[Bounding box annotations]
════

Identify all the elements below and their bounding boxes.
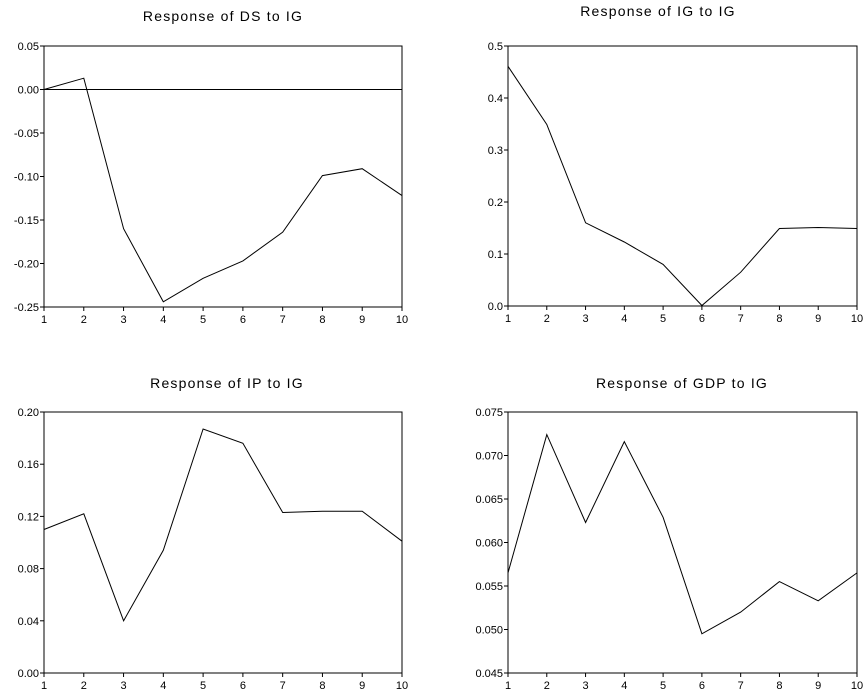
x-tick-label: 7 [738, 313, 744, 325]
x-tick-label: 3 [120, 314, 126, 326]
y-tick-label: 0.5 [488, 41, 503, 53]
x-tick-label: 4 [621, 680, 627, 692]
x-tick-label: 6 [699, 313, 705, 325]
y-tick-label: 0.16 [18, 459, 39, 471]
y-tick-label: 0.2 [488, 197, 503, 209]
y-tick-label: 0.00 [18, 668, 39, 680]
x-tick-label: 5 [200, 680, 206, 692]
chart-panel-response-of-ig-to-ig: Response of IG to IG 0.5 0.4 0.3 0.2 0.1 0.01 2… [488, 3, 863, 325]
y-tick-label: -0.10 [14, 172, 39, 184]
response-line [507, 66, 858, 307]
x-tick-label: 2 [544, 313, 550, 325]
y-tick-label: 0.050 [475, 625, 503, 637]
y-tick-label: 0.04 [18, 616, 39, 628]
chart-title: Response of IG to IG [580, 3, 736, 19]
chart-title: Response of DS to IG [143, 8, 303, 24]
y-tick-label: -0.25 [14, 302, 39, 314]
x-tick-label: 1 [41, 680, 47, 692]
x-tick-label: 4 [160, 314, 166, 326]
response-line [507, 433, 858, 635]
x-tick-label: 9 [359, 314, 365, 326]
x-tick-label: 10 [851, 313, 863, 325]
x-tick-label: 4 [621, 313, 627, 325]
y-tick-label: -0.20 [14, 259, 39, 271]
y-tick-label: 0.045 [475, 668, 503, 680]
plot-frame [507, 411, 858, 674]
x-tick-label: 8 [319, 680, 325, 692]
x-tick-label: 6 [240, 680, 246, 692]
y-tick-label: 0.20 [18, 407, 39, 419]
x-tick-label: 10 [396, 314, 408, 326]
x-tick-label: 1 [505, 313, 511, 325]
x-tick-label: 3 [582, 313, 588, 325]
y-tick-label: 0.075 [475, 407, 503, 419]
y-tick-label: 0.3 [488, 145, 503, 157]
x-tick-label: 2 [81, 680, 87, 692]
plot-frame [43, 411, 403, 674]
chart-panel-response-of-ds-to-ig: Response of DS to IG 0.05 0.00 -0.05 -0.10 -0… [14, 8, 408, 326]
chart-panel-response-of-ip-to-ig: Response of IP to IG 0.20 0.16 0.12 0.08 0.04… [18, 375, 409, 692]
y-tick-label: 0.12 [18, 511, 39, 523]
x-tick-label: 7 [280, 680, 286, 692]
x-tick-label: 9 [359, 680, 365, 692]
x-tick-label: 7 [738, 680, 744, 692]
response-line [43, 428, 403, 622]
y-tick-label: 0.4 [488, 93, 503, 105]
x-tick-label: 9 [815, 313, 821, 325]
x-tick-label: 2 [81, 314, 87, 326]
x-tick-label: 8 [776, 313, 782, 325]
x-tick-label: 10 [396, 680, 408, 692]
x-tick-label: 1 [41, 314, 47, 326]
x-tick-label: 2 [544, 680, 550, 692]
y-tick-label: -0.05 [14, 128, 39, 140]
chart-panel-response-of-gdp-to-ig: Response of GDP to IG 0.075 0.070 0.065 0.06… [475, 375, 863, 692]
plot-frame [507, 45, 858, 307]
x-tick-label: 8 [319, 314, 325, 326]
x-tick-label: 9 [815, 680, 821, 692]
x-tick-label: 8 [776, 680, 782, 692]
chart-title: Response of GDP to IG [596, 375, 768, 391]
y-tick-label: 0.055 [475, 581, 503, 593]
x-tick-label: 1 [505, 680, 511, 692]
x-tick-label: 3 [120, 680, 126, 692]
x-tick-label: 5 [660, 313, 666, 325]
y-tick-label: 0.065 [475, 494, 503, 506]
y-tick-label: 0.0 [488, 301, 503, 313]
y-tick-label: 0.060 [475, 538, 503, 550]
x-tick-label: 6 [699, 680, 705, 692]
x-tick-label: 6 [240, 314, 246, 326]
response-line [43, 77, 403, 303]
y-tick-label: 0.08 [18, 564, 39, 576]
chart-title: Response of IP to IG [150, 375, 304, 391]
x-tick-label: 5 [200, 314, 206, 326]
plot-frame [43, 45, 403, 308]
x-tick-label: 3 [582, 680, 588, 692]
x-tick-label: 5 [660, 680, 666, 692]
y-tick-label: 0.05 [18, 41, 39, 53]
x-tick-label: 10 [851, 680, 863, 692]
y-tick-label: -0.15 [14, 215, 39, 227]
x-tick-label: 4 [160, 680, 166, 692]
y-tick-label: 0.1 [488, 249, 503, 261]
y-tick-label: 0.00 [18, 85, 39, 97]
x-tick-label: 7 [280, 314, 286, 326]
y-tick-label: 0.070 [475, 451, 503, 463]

════

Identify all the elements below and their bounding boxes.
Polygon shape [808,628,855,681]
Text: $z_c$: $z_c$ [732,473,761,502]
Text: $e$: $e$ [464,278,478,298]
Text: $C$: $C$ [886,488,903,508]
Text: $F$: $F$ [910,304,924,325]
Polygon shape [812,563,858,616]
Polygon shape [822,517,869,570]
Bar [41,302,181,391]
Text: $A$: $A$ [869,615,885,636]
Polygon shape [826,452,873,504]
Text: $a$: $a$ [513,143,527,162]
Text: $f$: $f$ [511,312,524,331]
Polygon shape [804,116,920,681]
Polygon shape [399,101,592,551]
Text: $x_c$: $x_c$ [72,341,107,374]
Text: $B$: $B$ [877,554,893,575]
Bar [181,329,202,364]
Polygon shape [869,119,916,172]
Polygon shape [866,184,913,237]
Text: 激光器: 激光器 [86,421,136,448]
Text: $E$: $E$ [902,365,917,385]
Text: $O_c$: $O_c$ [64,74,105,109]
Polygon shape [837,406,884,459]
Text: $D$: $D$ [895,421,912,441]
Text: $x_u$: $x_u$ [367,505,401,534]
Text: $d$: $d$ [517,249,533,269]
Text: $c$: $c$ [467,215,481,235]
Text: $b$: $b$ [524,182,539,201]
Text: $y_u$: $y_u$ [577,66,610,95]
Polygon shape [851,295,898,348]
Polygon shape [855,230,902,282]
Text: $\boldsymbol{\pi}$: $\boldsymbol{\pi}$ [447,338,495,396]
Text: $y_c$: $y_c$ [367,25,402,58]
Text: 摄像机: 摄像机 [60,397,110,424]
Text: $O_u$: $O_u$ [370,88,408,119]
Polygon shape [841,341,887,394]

════

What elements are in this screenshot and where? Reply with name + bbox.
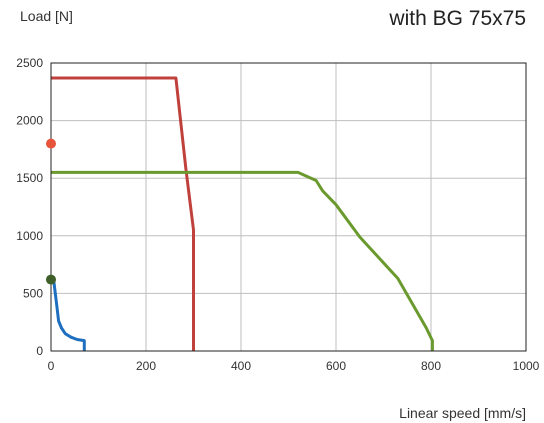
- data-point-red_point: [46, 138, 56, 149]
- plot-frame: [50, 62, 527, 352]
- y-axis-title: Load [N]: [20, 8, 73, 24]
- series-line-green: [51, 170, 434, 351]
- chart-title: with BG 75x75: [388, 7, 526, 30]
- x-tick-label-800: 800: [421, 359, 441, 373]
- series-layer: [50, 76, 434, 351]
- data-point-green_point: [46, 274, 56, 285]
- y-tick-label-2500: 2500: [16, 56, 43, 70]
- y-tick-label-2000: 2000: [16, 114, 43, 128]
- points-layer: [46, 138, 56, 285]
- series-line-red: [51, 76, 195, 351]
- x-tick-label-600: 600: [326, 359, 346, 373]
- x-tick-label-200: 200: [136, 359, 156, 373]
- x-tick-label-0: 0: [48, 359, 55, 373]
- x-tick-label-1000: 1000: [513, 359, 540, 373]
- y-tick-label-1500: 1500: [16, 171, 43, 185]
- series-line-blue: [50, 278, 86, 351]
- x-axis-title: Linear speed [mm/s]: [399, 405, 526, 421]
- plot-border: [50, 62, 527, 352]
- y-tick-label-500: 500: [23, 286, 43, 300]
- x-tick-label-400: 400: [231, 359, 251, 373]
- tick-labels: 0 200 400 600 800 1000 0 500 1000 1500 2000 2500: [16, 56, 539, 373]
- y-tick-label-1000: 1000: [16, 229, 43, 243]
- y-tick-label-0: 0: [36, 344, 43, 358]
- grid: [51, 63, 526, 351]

════

What is needed
Rewrite only the lines that begin with the one containing "- data-point-red_point: [46, 138, 56, 149]" and end with the one containing "- grid: [51, 63, 526, 351]", replacing "series-line" with "trace-line" and leaving everything else unchanged.

Exercise answer
- data-point-red_point: [46, 138, 56, 149]
- plot-frame: [50, 62, 527, 352]
- y-axis-title: Load [N]: [20, 8, 73, 24]
- trace-line-green: [51, 170, 434, 351]
- chart-title: with BG 75x75: [388, 7, 526, 30]
- x-tick-label-800: 800: [421, 359, 441, 373]
- series-layer: [50, 76, 434, 351]
- data-point-green_point: [46, 274, 56, 285]
- y-tick-label-2500: 2500: [16, 56, 43, 70]
- y-tick-label-2000: 2000: [16, 114, 43, 128]
- points-layer: [46, 138, 56, 285]
- trace-line-red: [51, 76, 195, 351]
- x-tick-label-600: 600: [326, 359, 346, 373]
- x-tick-label-200: 200: [136, 359, 156, 373]
- x-tick-label-0: 0: [48, 359, 55, 373]
- x-tick-label-1000: 1000: [513, 359, 540, 373]
- y-tick-label-1500: 1500: [16, 171, 43, 185]
- trace-line-blue: [50, 278, 86, 351]
- x-axis-title: Linear speed [mm/s]: [399, 405, 526, 421]
- plot-border: [50, 62, 527, 352]
- y-tick-label-500: 500: [23, 286, 43, 300]
- x-tick-label-400: 400: [231, 359, 251, 373]
- tick-labels: 0 200 400 600 800 1000 0 500 1000 1500 2000 2500: [16, 56, 539, 373]
- y-tick-label-1000: 1000: [16, 229, 43, 243]
- y-tick-label-0: 0: [36, 344, 43, 358]
- grid: [51, 63, 526, 351]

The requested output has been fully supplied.